*GOAL:* Your task is to transcribe all the entries exactly, excluding pictures.

--- START OF RECORDS SHOWN ---

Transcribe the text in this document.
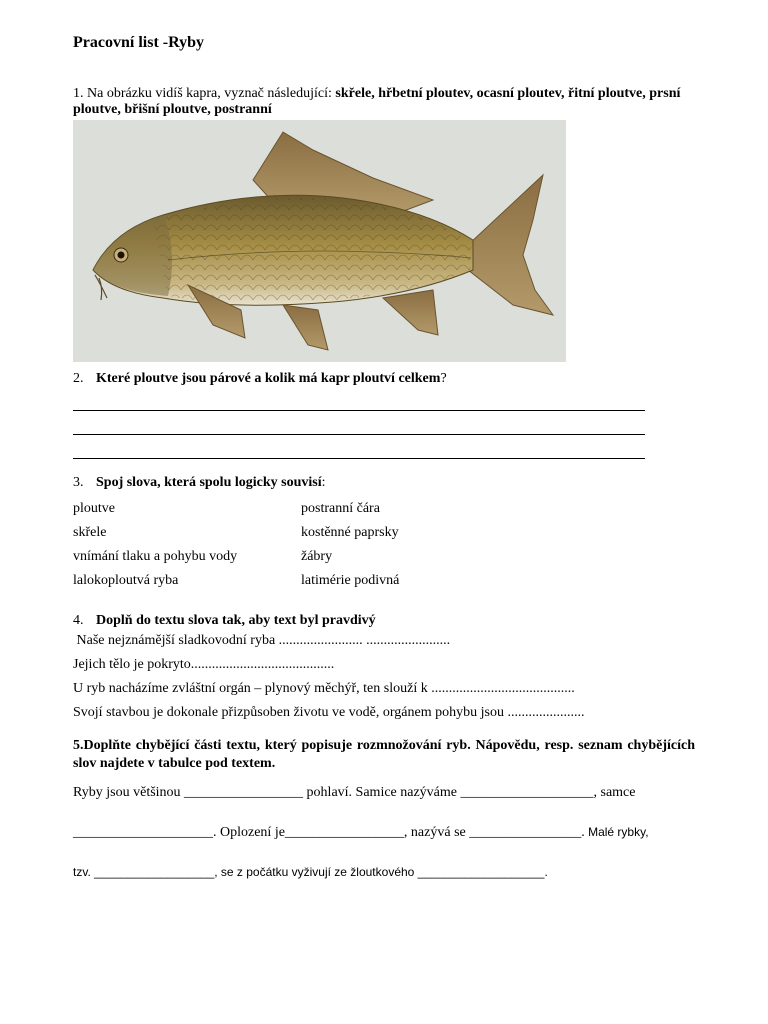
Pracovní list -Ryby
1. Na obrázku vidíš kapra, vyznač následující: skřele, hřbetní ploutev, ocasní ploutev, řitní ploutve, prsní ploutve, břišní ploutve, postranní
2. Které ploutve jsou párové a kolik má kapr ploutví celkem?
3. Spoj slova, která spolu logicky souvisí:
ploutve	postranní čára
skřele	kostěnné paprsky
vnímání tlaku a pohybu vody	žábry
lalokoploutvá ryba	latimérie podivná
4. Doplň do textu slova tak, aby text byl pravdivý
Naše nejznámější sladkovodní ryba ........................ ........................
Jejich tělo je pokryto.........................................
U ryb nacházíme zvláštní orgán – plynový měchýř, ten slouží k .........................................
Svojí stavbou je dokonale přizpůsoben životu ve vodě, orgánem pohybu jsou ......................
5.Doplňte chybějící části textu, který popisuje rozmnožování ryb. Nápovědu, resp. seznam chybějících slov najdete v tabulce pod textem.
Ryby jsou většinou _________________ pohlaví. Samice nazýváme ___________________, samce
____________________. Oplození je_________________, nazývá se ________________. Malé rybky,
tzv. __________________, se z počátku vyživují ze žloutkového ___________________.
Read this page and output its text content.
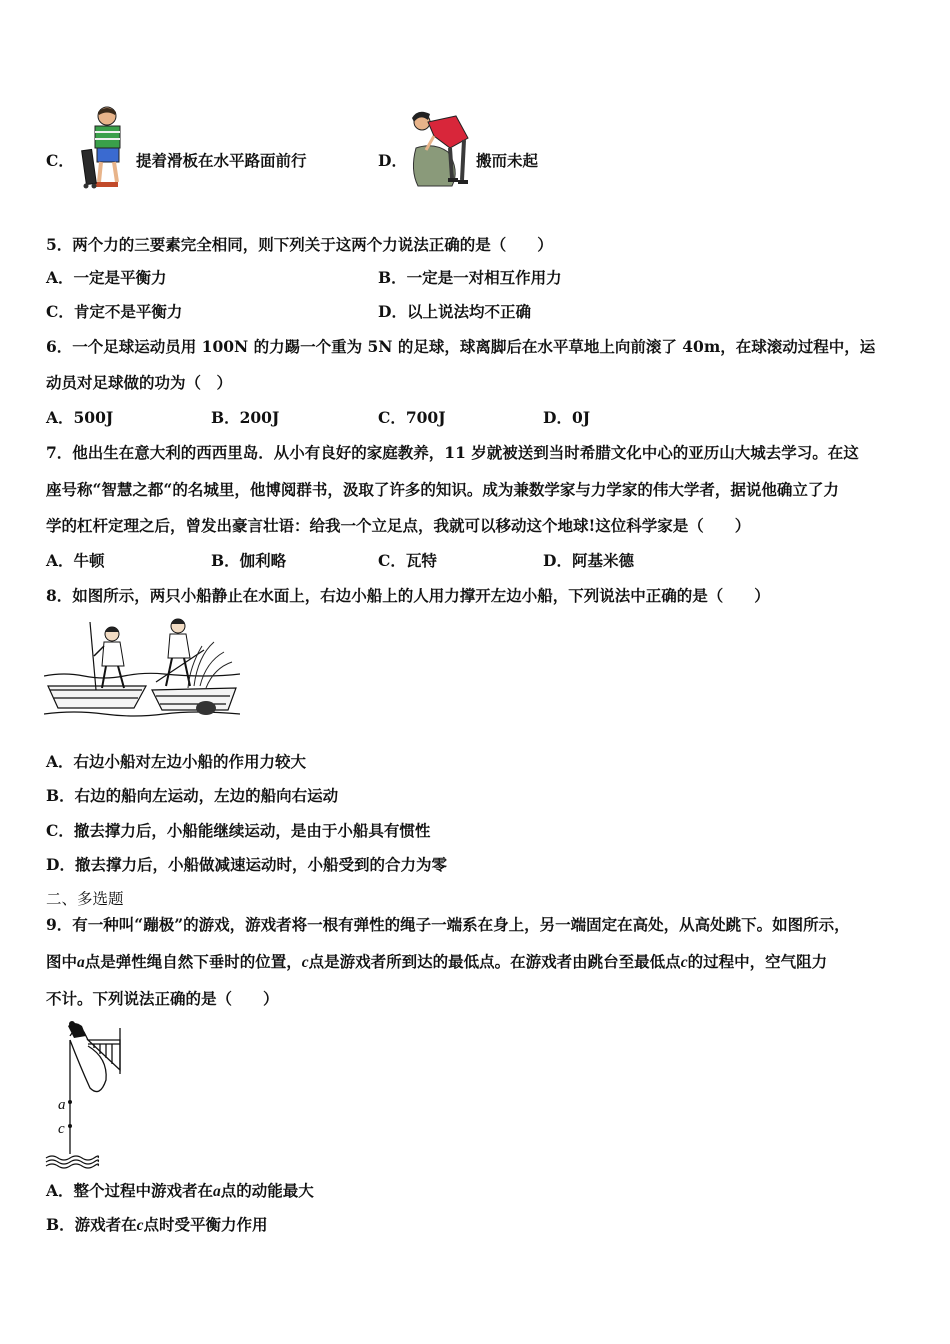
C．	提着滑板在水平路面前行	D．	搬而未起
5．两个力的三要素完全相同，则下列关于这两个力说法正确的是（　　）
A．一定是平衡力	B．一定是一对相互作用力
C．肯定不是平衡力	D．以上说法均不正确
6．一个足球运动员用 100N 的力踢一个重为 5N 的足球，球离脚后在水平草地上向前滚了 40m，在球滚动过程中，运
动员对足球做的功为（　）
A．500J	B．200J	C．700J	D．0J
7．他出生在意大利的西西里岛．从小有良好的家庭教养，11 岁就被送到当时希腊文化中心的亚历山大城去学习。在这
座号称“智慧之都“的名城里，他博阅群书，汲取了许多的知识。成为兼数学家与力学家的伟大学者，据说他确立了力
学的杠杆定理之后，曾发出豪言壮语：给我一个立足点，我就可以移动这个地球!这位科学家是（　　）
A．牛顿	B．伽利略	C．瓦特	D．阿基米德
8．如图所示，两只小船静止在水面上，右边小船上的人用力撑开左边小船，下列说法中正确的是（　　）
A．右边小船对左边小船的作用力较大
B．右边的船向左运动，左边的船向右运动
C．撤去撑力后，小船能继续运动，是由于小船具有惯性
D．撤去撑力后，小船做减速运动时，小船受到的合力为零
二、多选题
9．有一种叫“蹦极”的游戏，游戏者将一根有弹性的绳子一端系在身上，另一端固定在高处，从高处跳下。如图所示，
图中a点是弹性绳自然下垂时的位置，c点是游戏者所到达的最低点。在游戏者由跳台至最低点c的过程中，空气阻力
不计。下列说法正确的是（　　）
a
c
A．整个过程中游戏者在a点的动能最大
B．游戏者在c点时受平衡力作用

--- END OF RECORDS SHOWN ---

*RESPONSE:*
Transcribe the text in this document.
Pracovní list -Ryby
1. Na obrázku vidíš kapra, vyznač následující: skřele, hřbetní ploutev, ocasní ploutev, řitní ploutve, prsní ploutve, břišní ploutve, postranní
2. Které ploutve jsou párové a kolik má kapr ploutví celkem?
3. Spoj slova, která spolu logicky souvisí:
ploutve	postranní čára
skřele	kostěnné paprsky
vnímání tlaku a pohybu vody	žábry
lalokoploutvá ryba	latimérie podivná
4. Doplň do textu slova tak, aby text byl pravdivý
Naše nejznámější sladkovodní ryba ........................ ........................
Jejich tělo je pokryto.........................................
U ryb nacházíme zvláštní orgán – plynový měchýř, ten slouží k .........................................
Svojí stavbou je dokonale přizpůsoben životu ve vodě, orgánem pohybu jsou ......................
5.Doplňte chybějící části textu, který popisuje rozmnožování ryb. Nápovědu, resp. seznam chybějících slov najdete v tabulce pod textem.
Ryby jsou většinou _________________ pohlaví. Samice nazýváme ___________________, samce
____________________. Oplození je_________________, nazývá se ________________. Malé rybky,
tzv. __________________, se z počátku vyživují ze žloutkového ___________________.
Read this page and output its text content.
C．	提着滑板在水平路面前行	D．	搬而未起
5．两个力的三要素完全相同，则下列关于这两个力说法正确的是（　　）
A．一定是平衡力	B．一定是一对相互作用力
C．肯定不是平衡力	D．以上说法均不正确
6．一个足球运动员用 100N 的力踢一个重为 5N 的足球，球离脚后在水平草地上向前滚了 40m，在球滚动过程中，运
动员对足球做的功为（　）
A．500J	B．200J	C．700J	D．0J
7．他出生在意大利的西西里岛．从小有良好的家庭教养，11 岁就被送到当时希腊文化中心的亚历山大城去学习。在这
座号称“智慧之都“的名城里，他博阅群书，汲取了许多的知识。成为兼数学家与力学家的伟大学者，据说他确立了力
学的杠杆定理之后，曾发出豪言壮语：给我一个立足点，我就可以移动这个地球!这位科学家是（　　）
A．牛顿	B．伽利略	C．瓦特	D．阿基米德
8．如图所示，两只小船静止在水面上，右边小船上的人用力撑开左边小船，下列说法中正确的是（　　）
A．右边小船对左边小船的作用力较大
B．右边的船向左运动，左边的船向右运动
C．撤去撑力后，小船能继续运动，是由于小船具有惯性
D．撤去撑力后，小船做减速运动时，小船受到的合力为零
二、多选题
9．有一种叫“蹦极”的游戏，游戏者将一根有弹性的绳子一端系在身上，另一端固定在高处，从高处跳下。如图所示，
图中a点是弹性绳自然下垂时的位置，c点是游戏者所到达的最低点。在游戏者由跳台至最低点c的过程中，空气阻力
不计。下列说法正确的是（　　）
a
c
A．整个过程中游戏者在a点的动能最大
B．游戏者在c点时受平衡力作用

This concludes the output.